→ **What is being asked**: Output a single figure: the number of lines in which the word "Sample" appears.

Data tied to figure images

▼

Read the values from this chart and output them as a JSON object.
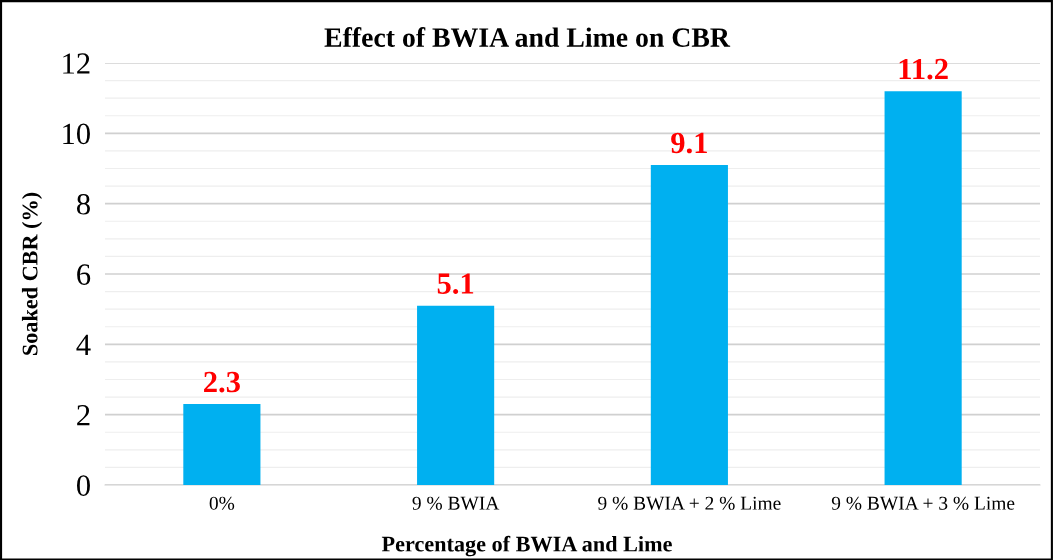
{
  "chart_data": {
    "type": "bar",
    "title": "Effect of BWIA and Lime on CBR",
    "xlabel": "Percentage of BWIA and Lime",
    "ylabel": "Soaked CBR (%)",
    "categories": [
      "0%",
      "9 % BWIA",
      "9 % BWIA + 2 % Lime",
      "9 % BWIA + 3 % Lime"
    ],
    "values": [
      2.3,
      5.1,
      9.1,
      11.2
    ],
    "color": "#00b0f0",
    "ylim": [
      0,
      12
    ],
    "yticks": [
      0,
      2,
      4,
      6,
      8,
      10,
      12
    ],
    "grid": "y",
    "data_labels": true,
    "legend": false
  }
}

▲
▼

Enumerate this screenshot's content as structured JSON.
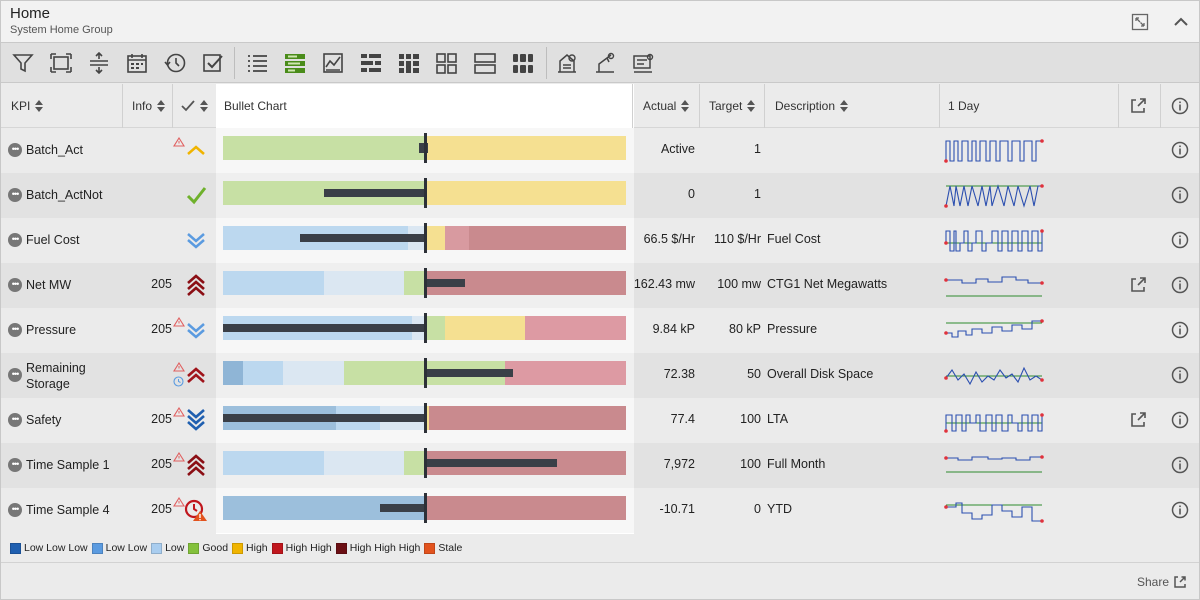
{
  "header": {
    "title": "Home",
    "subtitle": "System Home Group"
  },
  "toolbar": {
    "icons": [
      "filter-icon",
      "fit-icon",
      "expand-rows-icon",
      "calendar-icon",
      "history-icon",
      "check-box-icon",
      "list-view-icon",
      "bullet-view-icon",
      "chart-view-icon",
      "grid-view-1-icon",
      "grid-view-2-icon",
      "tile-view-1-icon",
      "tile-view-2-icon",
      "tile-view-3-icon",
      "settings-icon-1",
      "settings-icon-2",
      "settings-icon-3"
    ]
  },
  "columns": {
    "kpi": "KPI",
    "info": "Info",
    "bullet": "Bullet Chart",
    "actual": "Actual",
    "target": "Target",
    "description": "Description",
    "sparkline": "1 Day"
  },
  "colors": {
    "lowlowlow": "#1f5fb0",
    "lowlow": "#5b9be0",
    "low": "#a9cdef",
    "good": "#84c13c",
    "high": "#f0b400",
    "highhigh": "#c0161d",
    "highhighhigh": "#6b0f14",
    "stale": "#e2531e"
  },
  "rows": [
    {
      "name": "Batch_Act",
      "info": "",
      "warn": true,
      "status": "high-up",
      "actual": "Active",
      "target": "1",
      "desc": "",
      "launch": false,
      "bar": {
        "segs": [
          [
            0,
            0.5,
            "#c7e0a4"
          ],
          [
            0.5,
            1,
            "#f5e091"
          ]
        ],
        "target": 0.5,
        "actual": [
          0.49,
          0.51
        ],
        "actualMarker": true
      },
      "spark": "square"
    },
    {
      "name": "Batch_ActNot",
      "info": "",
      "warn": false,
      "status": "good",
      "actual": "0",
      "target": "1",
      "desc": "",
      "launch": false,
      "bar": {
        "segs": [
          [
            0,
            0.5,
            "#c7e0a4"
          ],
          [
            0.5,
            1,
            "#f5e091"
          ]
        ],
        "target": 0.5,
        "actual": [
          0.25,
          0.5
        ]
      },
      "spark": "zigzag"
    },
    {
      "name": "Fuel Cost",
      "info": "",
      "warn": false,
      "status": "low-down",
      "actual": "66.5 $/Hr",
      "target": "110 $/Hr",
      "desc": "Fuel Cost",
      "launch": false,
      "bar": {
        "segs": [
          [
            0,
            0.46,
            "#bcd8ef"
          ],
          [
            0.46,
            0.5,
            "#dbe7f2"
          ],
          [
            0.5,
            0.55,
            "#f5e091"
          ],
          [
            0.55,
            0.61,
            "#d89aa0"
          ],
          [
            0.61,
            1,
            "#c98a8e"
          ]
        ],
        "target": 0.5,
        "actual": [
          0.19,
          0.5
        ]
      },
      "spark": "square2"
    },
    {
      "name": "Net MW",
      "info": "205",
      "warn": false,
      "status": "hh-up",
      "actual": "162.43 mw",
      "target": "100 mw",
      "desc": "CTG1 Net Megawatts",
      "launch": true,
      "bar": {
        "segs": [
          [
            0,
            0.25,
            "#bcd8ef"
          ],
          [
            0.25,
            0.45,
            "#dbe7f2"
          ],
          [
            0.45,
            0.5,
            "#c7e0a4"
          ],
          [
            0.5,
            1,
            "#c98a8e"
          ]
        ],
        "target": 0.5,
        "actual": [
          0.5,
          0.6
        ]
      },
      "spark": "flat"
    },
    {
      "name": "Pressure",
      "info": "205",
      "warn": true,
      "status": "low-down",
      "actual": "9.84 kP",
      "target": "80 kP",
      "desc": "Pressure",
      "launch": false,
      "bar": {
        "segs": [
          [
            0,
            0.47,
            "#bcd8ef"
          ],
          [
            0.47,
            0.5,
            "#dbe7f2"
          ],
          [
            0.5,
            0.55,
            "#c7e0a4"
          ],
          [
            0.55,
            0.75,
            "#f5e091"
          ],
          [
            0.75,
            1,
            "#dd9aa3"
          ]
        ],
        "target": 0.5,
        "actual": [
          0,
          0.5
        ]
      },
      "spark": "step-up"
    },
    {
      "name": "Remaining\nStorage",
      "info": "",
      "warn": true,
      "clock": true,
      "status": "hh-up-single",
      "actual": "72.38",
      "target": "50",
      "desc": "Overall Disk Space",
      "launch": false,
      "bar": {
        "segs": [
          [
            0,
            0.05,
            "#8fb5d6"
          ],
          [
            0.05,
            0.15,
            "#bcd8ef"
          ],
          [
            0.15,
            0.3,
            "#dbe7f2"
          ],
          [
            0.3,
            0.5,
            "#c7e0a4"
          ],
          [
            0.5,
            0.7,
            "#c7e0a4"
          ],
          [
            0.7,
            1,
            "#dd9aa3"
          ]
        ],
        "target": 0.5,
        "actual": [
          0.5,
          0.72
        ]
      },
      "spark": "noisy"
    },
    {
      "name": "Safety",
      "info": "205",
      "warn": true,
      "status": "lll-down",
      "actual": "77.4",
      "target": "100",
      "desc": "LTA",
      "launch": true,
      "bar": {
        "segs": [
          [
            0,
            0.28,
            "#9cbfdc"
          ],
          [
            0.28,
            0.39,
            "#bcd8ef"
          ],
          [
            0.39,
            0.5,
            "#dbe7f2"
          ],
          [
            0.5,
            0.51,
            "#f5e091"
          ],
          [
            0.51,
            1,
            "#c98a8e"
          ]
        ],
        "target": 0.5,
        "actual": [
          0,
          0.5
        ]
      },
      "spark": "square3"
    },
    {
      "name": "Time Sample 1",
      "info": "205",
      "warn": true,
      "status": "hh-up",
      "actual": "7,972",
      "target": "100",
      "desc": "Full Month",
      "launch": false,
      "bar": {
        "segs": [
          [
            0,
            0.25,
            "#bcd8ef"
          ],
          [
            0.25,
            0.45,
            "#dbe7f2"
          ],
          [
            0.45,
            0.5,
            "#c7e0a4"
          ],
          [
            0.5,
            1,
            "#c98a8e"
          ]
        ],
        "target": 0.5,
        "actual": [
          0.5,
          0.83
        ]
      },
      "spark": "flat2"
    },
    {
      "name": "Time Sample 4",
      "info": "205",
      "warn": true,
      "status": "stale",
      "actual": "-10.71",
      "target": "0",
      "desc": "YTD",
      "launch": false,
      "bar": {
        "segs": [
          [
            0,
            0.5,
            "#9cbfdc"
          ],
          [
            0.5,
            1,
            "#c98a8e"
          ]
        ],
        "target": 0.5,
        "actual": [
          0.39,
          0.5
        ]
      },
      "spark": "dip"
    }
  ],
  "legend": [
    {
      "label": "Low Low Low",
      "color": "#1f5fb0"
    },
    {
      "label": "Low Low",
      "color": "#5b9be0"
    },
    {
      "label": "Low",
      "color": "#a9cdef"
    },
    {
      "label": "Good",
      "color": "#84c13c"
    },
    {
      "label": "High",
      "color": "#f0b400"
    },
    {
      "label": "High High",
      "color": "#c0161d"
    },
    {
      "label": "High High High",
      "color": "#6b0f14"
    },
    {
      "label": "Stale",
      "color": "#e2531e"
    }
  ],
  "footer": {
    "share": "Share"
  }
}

▲

→ **Response to this task**: 2